- _Your task_: Every line with the string "omelet" should be gathered.

- _Records shown_:
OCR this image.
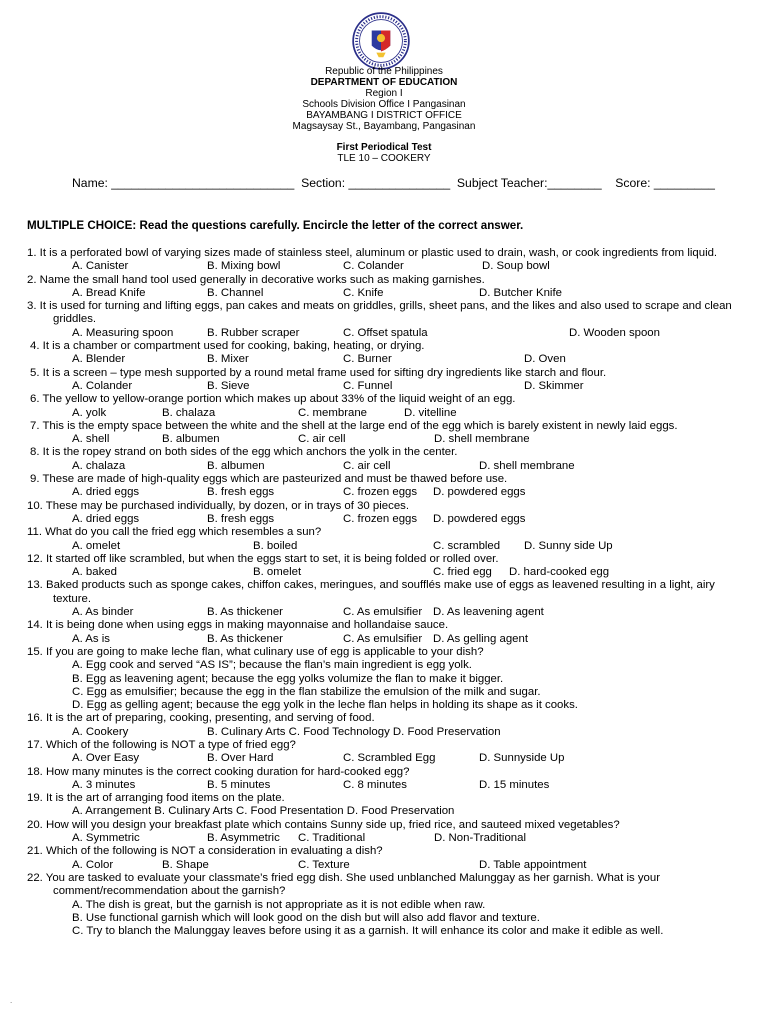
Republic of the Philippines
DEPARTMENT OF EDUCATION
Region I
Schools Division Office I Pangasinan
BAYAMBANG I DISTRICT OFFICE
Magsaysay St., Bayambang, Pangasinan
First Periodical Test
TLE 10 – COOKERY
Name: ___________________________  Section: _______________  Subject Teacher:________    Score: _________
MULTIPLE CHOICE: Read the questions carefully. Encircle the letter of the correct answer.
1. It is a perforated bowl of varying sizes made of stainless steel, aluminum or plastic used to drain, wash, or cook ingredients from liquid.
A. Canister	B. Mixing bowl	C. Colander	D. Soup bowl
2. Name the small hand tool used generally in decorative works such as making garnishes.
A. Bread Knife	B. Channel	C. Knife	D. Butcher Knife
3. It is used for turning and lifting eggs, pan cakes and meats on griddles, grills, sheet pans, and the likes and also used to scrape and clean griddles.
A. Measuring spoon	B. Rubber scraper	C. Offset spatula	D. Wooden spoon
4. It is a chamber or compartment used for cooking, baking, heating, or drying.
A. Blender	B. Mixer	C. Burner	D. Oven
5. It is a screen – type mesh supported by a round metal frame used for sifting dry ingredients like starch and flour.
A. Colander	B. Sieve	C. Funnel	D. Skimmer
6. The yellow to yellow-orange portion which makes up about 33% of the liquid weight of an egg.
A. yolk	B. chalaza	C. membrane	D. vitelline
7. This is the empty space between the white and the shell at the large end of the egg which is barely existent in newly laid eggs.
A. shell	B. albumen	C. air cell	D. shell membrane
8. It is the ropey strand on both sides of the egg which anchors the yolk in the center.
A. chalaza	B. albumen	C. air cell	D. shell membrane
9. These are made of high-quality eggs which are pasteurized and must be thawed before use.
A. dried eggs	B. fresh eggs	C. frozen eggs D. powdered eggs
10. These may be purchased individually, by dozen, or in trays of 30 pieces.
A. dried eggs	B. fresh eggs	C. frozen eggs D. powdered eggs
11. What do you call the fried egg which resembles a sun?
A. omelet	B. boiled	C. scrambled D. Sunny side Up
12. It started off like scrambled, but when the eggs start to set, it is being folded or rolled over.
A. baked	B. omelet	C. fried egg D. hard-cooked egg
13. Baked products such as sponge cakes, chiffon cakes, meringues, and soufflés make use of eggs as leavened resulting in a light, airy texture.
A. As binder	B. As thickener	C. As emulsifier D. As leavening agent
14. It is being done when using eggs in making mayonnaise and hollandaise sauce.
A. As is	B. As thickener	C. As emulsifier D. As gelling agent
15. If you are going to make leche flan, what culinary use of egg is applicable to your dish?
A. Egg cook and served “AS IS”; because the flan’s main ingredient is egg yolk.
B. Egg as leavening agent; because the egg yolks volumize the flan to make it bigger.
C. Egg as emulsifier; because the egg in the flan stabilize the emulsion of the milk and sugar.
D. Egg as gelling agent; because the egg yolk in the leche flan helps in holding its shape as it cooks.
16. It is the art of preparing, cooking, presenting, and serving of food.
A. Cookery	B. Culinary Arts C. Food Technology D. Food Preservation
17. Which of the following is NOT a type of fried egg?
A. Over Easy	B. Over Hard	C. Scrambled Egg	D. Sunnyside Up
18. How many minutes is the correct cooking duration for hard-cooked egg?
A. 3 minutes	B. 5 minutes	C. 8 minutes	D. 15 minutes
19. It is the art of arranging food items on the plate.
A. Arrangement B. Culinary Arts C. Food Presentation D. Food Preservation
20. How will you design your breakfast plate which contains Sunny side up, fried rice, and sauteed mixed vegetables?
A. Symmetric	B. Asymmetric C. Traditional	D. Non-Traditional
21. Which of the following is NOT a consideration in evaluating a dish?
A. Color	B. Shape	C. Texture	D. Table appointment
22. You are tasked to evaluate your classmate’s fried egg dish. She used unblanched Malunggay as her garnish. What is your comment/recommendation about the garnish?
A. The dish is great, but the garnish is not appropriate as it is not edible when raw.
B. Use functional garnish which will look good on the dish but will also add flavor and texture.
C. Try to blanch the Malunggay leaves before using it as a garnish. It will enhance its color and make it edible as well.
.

--

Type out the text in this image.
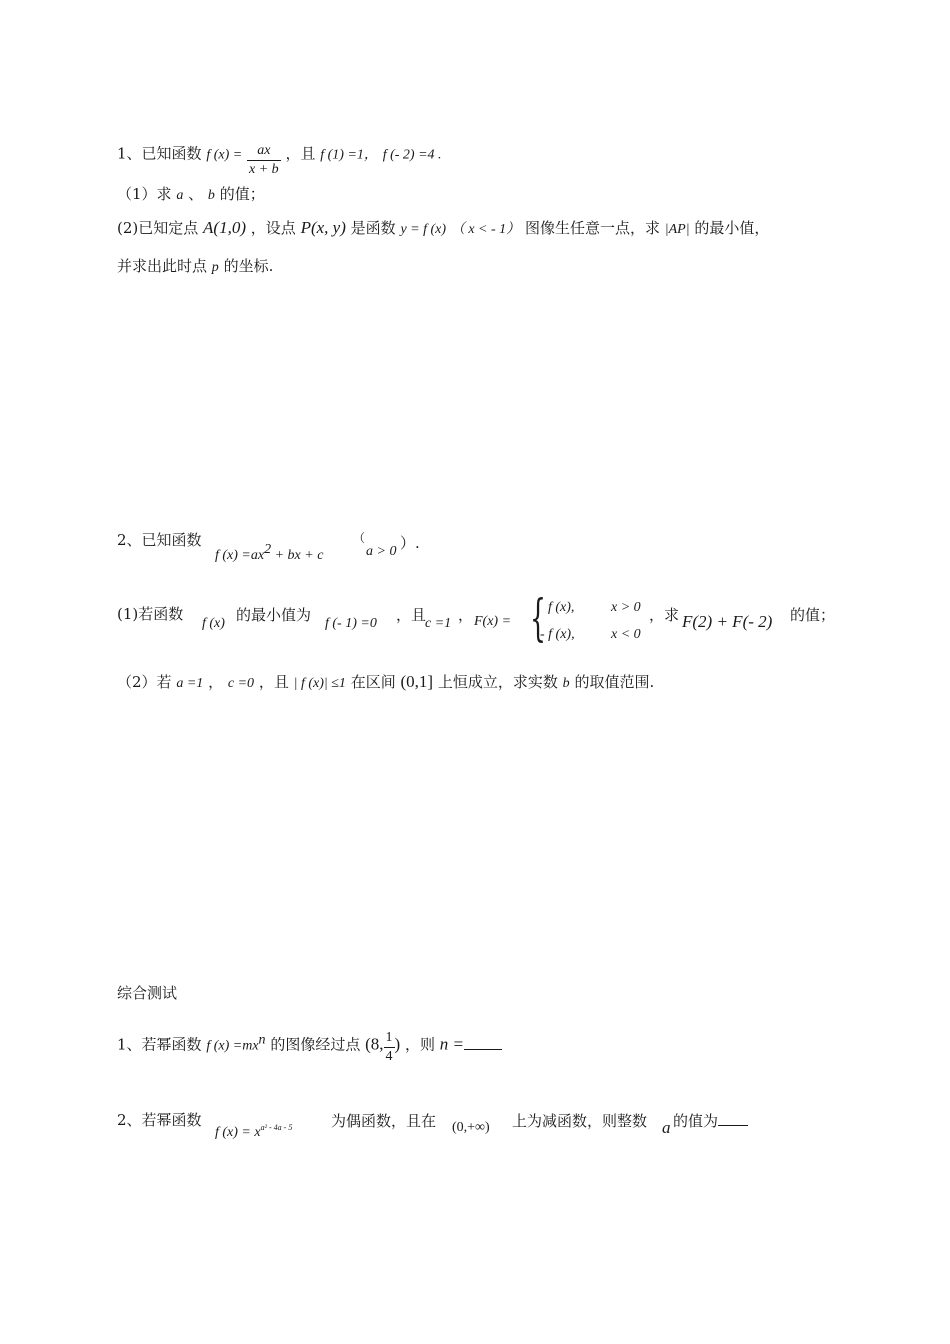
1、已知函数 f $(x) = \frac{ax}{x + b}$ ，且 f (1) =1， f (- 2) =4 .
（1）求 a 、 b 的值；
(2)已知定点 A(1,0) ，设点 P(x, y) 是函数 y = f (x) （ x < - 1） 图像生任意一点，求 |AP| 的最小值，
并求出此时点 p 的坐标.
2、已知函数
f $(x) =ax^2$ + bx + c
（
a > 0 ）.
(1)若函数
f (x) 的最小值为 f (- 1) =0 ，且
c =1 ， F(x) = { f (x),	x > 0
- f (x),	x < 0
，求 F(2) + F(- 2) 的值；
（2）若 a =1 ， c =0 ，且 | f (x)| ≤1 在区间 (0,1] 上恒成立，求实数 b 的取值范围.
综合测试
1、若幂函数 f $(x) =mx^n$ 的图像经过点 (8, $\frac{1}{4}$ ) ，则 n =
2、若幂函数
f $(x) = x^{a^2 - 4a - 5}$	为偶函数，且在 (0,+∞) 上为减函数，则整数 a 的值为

- _The reply_:
A. omelet	B. boiled	C. scrambled D. Sunny side Up
A. baked	B. omelet	C. fried egg D. hard-cooked egg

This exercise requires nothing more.